Task to complete: Scan the material below for lines with the word "mean" and report how many there are, with nothing added.

>> begin Data listing

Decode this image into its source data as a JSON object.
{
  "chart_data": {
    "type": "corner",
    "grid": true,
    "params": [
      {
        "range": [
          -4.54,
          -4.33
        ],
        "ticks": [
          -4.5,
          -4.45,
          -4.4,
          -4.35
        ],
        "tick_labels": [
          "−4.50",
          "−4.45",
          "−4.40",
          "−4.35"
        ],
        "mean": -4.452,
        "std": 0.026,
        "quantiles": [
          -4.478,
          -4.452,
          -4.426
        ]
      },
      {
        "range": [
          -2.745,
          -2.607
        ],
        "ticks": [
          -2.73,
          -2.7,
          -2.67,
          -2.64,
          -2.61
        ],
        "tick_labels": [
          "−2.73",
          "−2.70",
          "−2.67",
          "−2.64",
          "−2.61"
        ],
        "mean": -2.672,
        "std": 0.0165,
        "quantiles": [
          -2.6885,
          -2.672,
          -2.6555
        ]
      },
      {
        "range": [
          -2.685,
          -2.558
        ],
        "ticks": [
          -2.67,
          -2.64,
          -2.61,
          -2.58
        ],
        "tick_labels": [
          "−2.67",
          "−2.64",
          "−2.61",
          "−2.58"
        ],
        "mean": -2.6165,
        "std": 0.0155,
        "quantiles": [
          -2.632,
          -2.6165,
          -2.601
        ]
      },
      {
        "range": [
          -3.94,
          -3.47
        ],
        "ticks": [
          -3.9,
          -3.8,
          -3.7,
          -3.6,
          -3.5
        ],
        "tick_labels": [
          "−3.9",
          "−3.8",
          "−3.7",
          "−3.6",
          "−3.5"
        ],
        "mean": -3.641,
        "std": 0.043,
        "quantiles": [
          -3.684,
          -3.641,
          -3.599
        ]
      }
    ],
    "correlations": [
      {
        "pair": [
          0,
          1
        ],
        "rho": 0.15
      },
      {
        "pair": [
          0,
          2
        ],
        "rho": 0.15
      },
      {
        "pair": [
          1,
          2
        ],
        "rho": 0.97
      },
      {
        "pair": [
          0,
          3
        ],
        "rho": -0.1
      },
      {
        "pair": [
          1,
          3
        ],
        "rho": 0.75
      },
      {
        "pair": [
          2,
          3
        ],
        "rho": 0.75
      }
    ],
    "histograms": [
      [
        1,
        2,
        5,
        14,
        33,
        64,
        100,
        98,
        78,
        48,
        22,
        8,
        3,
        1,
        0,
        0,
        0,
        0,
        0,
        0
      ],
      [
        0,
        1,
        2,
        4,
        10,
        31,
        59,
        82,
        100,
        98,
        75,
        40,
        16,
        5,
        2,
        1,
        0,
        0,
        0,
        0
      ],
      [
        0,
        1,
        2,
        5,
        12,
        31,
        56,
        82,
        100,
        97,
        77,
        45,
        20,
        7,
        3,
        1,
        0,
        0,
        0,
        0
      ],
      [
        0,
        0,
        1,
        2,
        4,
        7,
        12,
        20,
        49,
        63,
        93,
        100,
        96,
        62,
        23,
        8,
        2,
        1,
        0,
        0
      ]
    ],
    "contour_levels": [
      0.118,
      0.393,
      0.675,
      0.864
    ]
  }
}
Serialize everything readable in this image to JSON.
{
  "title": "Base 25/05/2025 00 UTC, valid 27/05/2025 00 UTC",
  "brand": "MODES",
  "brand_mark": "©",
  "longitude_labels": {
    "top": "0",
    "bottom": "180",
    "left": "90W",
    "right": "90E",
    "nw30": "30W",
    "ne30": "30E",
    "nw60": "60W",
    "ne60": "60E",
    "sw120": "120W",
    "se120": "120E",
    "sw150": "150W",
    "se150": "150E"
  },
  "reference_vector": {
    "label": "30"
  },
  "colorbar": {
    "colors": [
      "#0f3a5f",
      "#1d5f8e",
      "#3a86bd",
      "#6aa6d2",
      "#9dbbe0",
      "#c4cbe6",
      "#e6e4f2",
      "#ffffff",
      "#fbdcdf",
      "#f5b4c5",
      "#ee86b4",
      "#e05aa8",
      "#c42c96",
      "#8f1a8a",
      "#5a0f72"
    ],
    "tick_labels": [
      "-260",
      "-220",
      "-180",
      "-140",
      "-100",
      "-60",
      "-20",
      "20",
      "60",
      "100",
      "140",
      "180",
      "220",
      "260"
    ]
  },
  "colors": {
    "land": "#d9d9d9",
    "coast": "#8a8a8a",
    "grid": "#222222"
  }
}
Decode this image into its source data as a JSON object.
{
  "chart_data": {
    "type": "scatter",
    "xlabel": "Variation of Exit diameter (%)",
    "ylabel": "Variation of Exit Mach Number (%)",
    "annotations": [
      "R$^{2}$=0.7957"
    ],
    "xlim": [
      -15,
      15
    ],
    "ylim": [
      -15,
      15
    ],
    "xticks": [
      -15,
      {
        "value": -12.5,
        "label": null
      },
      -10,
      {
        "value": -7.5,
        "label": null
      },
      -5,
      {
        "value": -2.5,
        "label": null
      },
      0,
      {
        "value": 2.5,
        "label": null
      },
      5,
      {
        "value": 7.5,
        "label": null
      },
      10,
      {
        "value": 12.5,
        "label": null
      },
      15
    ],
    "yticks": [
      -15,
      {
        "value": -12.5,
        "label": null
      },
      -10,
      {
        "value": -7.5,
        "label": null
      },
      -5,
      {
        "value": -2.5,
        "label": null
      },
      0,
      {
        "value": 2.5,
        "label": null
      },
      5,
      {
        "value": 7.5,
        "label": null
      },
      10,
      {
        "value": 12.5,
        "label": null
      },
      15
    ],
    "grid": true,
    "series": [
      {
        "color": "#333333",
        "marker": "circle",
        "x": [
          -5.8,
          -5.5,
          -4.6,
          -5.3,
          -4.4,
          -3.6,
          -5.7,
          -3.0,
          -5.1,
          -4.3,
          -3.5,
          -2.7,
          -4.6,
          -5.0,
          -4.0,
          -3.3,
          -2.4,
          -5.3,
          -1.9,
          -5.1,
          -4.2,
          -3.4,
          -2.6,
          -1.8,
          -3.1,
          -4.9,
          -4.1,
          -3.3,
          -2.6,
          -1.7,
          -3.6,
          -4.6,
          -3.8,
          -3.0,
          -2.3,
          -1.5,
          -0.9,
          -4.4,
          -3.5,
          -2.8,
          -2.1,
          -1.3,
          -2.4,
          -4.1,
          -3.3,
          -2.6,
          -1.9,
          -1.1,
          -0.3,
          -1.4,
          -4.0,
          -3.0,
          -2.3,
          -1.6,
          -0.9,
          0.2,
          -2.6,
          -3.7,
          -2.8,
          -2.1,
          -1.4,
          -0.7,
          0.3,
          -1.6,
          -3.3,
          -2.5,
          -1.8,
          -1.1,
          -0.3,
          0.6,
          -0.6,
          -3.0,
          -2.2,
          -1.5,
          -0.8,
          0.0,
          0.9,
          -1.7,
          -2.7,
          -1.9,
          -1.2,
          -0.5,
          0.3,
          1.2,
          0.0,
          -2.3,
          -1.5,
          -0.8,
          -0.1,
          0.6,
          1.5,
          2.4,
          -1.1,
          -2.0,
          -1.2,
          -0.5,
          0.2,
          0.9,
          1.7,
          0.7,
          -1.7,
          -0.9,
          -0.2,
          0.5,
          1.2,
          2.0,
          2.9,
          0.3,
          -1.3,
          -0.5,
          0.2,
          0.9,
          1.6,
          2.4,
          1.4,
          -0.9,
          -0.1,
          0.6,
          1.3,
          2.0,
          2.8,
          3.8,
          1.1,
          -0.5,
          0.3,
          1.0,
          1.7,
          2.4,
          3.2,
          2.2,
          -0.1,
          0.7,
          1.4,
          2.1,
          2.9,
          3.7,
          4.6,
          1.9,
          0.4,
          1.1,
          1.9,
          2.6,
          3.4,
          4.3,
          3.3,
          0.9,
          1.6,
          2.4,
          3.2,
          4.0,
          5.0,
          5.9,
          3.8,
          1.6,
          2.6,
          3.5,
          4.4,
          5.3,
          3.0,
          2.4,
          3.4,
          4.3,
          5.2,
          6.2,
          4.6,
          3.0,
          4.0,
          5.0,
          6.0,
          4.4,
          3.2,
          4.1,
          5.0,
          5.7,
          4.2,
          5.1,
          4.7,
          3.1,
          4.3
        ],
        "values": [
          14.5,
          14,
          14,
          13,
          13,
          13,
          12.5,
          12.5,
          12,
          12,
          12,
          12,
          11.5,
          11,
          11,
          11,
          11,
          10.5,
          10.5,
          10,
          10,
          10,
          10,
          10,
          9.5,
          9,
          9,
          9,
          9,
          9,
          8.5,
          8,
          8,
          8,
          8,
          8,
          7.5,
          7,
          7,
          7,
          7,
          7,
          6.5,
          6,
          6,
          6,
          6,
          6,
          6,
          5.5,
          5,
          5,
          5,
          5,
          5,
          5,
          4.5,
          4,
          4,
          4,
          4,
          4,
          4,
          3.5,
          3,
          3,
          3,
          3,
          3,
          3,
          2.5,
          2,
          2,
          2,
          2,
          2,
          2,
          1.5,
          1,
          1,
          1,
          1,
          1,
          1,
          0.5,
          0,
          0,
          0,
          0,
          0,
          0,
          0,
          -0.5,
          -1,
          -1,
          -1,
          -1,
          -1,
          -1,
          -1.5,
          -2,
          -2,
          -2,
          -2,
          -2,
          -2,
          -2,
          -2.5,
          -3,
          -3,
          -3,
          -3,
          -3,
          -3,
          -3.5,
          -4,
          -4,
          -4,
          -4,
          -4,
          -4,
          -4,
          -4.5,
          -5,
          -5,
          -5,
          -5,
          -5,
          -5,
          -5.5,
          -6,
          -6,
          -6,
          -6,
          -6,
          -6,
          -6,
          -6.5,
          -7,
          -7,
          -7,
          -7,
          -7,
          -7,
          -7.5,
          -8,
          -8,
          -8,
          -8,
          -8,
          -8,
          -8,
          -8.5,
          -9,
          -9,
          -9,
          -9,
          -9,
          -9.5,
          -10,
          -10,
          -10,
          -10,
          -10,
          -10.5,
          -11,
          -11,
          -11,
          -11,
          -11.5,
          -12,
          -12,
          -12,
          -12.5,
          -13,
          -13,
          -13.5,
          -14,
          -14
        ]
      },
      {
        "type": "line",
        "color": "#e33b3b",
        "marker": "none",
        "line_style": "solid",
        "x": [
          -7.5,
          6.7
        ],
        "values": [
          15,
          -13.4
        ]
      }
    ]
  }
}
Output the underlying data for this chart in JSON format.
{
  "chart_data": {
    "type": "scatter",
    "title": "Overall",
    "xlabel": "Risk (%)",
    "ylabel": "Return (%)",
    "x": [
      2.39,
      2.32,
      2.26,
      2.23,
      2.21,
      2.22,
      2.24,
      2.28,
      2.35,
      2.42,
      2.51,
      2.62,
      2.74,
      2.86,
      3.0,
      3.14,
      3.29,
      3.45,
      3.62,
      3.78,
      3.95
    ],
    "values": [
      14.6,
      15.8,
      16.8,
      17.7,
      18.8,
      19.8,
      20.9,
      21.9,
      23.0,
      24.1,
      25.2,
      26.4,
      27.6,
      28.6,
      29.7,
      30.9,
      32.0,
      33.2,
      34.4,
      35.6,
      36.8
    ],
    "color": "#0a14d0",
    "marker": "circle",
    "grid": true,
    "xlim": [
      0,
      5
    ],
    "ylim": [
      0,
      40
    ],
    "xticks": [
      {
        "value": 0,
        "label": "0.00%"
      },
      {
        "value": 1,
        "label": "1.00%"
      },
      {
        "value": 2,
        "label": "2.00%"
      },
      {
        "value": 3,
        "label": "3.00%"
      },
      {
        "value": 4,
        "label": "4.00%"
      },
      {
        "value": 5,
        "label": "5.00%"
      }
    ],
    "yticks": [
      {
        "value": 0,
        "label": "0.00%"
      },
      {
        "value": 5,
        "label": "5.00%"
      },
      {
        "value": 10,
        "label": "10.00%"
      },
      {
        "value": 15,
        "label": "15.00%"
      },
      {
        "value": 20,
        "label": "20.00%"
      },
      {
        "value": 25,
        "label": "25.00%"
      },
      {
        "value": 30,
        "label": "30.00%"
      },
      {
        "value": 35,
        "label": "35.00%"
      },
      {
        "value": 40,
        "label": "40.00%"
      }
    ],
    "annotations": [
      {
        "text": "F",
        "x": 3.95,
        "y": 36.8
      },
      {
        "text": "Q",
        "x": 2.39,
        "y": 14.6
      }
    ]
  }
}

>> end Data listing

Task result: 4